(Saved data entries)
• • • •
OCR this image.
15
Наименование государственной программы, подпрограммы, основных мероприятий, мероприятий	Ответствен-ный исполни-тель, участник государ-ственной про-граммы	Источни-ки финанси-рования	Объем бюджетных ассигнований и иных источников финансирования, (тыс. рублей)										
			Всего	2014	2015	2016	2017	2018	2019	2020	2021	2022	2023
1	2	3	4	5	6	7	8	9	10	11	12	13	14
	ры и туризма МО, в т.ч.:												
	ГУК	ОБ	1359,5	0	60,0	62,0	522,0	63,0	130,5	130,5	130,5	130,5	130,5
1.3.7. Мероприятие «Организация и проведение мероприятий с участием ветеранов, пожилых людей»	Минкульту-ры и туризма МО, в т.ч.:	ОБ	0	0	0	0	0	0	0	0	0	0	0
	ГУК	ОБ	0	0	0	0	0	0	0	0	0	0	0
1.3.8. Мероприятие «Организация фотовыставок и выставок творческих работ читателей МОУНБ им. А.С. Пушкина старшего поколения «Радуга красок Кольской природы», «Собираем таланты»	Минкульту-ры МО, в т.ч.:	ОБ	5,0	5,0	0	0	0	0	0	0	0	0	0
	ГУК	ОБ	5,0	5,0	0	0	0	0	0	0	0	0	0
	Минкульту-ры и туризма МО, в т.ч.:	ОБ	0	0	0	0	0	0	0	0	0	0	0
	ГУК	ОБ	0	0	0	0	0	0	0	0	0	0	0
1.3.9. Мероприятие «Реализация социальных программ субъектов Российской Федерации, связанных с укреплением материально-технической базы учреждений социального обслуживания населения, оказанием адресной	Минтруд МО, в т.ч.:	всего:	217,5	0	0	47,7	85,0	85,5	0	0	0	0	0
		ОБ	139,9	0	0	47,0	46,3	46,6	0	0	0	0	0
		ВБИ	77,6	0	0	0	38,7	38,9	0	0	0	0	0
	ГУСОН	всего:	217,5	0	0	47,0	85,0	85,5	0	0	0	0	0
• • • •
*WHAT THE TASK REQUIRES*
Looking at the records above, say how many lines hold the string "мероприятий". Write nothing but the number.

*FULL OUTPUT*
2